Rows from a dataset
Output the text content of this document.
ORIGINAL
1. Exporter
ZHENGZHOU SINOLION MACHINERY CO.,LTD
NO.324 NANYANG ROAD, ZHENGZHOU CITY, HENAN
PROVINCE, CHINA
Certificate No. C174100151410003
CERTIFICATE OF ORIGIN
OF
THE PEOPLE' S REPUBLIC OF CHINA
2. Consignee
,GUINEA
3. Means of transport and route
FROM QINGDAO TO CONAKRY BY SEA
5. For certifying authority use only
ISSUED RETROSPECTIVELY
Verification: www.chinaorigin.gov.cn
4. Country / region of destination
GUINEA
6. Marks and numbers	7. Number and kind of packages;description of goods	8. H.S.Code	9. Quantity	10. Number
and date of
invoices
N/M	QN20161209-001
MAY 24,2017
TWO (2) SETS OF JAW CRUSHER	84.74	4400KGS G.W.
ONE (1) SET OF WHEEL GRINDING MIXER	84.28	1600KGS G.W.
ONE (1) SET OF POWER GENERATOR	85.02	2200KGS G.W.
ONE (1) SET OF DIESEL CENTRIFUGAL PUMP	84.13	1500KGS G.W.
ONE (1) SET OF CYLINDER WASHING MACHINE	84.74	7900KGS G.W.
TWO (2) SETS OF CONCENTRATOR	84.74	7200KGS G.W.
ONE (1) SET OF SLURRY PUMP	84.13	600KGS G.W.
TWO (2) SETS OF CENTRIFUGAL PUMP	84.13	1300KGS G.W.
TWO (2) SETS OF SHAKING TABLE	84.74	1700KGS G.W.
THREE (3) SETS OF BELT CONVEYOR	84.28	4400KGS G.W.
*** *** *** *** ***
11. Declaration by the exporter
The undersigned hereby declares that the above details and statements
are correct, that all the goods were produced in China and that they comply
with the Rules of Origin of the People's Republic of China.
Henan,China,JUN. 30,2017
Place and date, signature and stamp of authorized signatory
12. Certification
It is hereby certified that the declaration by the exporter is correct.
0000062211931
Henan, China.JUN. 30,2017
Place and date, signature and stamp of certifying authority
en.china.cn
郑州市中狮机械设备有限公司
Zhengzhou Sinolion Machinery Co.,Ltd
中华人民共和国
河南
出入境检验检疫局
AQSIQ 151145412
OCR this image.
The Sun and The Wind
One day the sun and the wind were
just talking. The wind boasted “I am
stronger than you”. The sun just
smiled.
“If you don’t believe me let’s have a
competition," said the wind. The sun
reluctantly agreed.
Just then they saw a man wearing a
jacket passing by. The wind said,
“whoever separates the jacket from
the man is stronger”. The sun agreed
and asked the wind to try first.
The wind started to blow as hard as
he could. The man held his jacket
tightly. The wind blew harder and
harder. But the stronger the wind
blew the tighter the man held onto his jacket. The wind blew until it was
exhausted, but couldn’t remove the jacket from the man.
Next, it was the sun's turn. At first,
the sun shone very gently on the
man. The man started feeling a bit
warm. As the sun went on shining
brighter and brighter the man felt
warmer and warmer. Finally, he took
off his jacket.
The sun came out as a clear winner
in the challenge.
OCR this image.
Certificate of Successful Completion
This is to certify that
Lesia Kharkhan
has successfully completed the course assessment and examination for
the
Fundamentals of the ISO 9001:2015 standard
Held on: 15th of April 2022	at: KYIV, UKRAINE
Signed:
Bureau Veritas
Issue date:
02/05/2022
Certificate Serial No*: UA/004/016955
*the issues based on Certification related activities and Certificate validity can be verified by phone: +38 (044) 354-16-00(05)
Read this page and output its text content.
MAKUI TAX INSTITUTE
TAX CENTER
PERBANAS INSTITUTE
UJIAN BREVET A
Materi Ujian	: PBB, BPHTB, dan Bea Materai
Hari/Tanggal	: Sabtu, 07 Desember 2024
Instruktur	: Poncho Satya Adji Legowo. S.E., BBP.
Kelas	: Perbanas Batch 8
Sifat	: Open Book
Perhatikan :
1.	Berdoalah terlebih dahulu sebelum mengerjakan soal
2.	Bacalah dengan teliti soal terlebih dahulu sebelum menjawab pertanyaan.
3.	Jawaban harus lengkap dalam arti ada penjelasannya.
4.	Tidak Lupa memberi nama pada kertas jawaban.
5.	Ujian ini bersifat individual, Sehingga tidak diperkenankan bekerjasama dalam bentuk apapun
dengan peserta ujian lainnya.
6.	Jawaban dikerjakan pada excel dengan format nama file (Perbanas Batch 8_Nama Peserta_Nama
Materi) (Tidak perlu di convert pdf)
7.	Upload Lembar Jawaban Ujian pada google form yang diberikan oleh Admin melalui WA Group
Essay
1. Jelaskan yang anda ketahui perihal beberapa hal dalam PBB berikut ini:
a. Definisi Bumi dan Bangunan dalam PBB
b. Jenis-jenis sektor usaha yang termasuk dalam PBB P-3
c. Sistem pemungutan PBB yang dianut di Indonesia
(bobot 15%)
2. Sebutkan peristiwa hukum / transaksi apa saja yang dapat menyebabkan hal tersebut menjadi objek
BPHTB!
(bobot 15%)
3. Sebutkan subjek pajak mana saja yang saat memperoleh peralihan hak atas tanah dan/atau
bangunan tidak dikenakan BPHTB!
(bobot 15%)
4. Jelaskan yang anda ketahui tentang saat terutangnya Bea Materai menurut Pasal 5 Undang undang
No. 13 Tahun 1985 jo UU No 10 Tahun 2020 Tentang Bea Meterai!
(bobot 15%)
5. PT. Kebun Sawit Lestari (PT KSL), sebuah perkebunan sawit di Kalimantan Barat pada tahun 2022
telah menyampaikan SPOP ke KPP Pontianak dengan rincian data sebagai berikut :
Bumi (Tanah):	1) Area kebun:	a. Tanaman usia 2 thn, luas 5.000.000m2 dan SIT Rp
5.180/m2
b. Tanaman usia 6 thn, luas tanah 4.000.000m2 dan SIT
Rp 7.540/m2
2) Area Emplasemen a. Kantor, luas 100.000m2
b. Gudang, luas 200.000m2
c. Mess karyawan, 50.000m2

Exercise objective —
Copy out all lines above that include the string "BPHTB".

Complete response —
Materi Ujian	: PBB, BPHTB, dan Bea Materai
BPHTB!
bangunan tidak dikenakan BPHTB!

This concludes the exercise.